* _GIVEN PROBLEM_
Your task is to print the material below exactly as presented.

* _PROVIDED INFORMATION_
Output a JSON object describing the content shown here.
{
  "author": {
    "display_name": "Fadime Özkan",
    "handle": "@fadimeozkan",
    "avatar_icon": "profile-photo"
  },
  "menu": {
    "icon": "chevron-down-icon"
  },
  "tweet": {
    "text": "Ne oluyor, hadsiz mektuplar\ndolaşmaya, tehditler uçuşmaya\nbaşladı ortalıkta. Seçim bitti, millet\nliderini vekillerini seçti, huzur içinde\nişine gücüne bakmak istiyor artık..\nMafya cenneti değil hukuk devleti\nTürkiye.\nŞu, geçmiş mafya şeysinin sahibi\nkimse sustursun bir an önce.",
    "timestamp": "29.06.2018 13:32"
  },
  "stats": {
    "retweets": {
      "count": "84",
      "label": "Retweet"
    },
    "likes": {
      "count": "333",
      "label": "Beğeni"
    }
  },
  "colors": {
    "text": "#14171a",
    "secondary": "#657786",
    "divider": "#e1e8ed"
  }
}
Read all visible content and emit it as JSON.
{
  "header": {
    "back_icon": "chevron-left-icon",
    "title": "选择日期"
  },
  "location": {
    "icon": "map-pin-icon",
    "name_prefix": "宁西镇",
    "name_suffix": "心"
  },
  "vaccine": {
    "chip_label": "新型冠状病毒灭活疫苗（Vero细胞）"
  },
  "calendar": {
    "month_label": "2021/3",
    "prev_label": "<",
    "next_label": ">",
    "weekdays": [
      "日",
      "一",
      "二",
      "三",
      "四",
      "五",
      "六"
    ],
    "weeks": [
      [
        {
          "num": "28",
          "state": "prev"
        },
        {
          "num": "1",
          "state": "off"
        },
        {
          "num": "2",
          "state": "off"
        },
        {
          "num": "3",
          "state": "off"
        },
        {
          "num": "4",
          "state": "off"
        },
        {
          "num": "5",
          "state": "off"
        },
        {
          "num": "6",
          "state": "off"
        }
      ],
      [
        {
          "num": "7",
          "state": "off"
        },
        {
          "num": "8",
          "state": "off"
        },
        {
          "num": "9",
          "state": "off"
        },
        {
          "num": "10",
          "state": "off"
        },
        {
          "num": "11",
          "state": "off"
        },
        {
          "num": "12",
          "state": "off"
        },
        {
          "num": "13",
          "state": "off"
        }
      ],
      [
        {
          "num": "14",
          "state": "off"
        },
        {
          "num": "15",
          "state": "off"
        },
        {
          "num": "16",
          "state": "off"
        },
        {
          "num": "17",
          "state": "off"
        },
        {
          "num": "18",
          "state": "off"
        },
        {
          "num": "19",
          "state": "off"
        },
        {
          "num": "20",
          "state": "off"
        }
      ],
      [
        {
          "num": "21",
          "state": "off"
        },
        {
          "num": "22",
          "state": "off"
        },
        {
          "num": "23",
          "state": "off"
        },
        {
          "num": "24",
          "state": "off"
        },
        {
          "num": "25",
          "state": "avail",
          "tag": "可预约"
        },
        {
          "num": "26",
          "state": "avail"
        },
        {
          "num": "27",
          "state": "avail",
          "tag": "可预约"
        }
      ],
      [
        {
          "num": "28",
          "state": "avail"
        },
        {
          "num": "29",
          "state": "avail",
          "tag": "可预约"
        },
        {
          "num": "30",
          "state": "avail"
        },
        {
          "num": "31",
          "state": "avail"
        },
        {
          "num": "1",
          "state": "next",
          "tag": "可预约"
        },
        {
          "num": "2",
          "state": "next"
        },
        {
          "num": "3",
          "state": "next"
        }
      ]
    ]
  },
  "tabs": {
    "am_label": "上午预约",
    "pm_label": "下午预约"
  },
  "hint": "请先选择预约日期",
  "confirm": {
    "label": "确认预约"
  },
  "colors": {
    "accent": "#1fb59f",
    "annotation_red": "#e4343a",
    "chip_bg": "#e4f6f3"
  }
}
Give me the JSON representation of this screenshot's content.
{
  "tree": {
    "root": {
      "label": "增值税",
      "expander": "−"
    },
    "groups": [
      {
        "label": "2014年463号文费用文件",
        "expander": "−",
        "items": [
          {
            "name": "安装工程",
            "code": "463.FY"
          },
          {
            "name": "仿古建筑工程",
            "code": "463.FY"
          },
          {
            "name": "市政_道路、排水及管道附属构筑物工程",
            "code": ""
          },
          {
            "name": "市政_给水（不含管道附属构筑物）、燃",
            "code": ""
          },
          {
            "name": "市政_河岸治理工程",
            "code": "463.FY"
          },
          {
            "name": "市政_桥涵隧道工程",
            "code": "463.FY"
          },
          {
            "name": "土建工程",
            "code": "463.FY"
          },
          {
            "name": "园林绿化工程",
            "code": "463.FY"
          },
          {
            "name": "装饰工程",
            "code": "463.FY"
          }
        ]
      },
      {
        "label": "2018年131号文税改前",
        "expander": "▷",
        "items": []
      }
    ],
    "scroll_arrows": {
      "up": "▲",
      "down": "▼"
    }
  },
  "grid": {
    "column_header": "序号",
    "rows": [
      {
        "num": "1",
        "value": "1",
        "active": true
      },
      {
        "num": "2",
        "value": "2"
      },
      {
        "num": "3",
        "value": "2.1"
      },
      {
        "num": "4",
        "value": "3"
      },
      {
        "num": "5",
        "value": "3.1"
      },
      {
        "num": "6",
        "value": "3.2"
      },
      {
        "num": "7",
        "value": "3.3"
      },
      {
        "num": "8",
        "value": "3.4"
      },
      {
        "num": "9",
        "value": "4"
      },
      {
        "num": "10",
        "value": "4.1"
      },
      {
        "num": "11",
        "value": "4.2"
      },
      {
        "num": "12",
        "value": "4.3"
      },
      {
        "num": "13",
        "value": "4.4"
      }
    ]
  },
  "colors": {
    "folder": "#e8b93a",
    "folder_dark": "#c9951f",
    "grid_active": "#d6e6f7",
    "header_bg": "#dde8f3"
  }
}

* _WRITTEN SOLUTION_
Output a JSON object describing the content shown here.
{
  "author": {
    "display_name": "Fadime Özkan",
    "handle": "@fadimeozkan",
    "avatar_icon": "profile-photo"
  },
  "menu": {
    "icon": "chevron-down-icon"
  },
  "tweet": {
    "text": "Ne oluyor, hadsiz mektuplar\ndolaşmaya, tehditler uçuşmaya\nbaşladı ortalıkta. Seçim bitti, millet\nliderini vekillerini seçti, huzur içinde\nişine gücüne bakmak istiyor artık..\nMafya cenneti değil hukuk devleti\nTürkiye.\nŞu, geçmiş mafya şeysinin sahibi\nkimse sustursun bir an önce.",
    "timestamp": "29.06.2018 13:32"
  },
  "stats": {
    "retweets": {
      "count": "84",
      "label": "Retweet"
    },
    "likes": {
      "count": "333",
      "label": "Beğeni"
    }
  },
  "colors": {
    "text": "#14171a",
    "secondary": "#657786",
    "divider": "#e1e8ed"
  }
}
Read all visible content and emit it as JSON.
{
  "header": {
    "back_icon": "chevron-left-icon",
    "title": "选择日期"
  },
  "location": {
    "icon": "map-pin-icon",
    "name_prefix": "宁西镇",
    "name_suffix": "心"
  },
  "vaccine": {
    "chip_label": "新型冠状病毒灭活疫苗（Vero细胞）"
  },
  "calendar": {
    "month_label": "2021/3",
    "prev_label": "<",
    "next_label": ">",
    "weekdays": [
      "日",
      "一",
      "二",
      "三",
      "四",
      "五",
      "六"
    ],
    "weeks": [
      [
        {
          "num": "28",
          "state": "prev"
        },
        {
          "num": "1",
          "state": "off"
        },
        {
          "num": "2",
          "state": "off"
        },
        {
          "num": "3",
          "state": "off"
        },
        {
          "num": "4",
          "state": "off"
        },
        {
          "num": "5",
          "state": "off"
        },
        {
          "num": "6",
          "state": "off"
        }
      ],
      [
        {
          "num": "7",
          "state": "off"
        },
        {
          "num": "8",
          "state": "off"
        },
        {
          "num": "9",
          "state": "off"
        },
        {
          "num": "10",
          "state": "off"
        },
        {
          "num": "11",
          "state": "off"
        },
        {
          "num": "12",
          "state": "off"
        },
        {
          "num": "13",
          "state": "off"
        }
      ],
      [
        {
          "num": "14",
          "state": "off"
        },
        {
          "num": "15",
          "state": "off"
        },
        {
          "num": "16",
          "state": "off"
        },
        {
          "num": "17",
          "state": "off"
        },
        {
          "num": "18",
          "state": "off"
        },
        {
          "num": "19",
          "state": "off"
        },
        {
          "num": "20",
          "state": "off"
        }
      ],
      [
        {
          "num": "21",
          "state": "off"
        },
        {
          "num": "22",
          "state": "off"
        },
        {
          "num": "23",
          "state": "off"
        },
        {
          "num": "24",
          "state": "off"
        },
        {
          "num": "25",
          "state": "avail",
          "tag": "可预约"
        },
        {
          "num": "26",
          "state": "avail"
        },
        {
          "num": "27",
          "state": "avail",
          "tag": "可预约"
        }
      ],
      [
        {
          "num": "28",
          "state": "avail"
        },
        {
          "num": "29",
          "state": "avail",
          "tag": "可预约"
        },
        {
          "num": "30",
          "state": "avail"
        },
        {
          "num": "31",
          "state": "avail"
        },
        {
          "num": "1",
          "state": "next",
          "tag": "可预约"
        },
        {
          "num": "2",
          "state": "next"
        },
        {
          "num": "3",
          "state": "next"
        }
      ]
    ]
  },
  "tabs": {
    "am_label": "上午预约",
    "pm_label": "下午预约"
  },
  "hint": "请先选择预约日期",
  "confirm": {
    "label": "确认预约"
  },
  "colors": {
    "accent": "#1fb59f",
    "annotation_red": "#e4343a",
    "chip_bg": "#e4f6f3"
  }
}
Give me the JSON representation of this screenshot's content.
{
  "tree": {
    "root": {
      "label": "增值税",
      "expander": "−"
    },
    "groups": [
      {
        "label": "2014年463号文费用文件",
        "expander": "−",
        "items": [
          {
            "name": "安装工程",
            "code": "463.FY"
          },
          {
            "name": "仿古建筑工程",
            "code": "463.FY"
          },
          {
            "name": "市政_道路、排水及管道附属构筑物工程",
            "code": ""
          },
          {
            "name": "市政_给水（不含管道附属构筑物）、燃",
            "code": ""
          },
          {
            "name": "市政_河岸治理工程",
            "code": "463.FY"
          },
          {
            "name": "市政_桥涵隧道工程",
            "code": "463.FY"
          },
          {
            "name": "土建工程",
            "code": "463.FY"
          },
          {
            "name": "园林绿化工程",
            "code": "463.FY"
          },
          {
            "name": "装饰工程",
            "code": "463.FY"
          }
        ]
      },
      {
        "label": "2018年131号文税改前",
        "expander": "▷",
        "items": []
      }
    ],
    "scroll_arrows": {
      "up": "▲",
      "down": "▼"
    }
  },
  "grid": {
    "column_header": "序号",
    "rows": [
      {
        "num": "1",
        "value": "1",
        "active": true
      },
      {
        "num": "2",
        "value": "2"
      },
      {
        "num": "3",
        "value": "2.1"
      },
      {
        "num": "4",
        "value": "3"
      },
      {
        "num": "5",
        "value": "3.1"
      },
      {
        "num": "6",
        "value": "3.2"
      },
      {
        "num": "7",
        "value": "3.3"
      },
      {
        "num": "8",
        "value": "3.4"
      },
      {
        "num": "9",
        "value": "4"
      },
      {
        "num": "10",
        "value": "4.1"
      },
      {
        "num": "11",
        "value": "4.2"
      },
      {
        "num": "12",
        "value": "4.3"
      },
      {
        "num": "13",
        "value": "4.4"
      }
    ]
  },
  "colors": {
    "folder": "#e8b93a",
    "folder_dark": "#c9951f",
    "grid_active": "#d6e6f7",
    "header_bg": "#dde8f3"
  }
}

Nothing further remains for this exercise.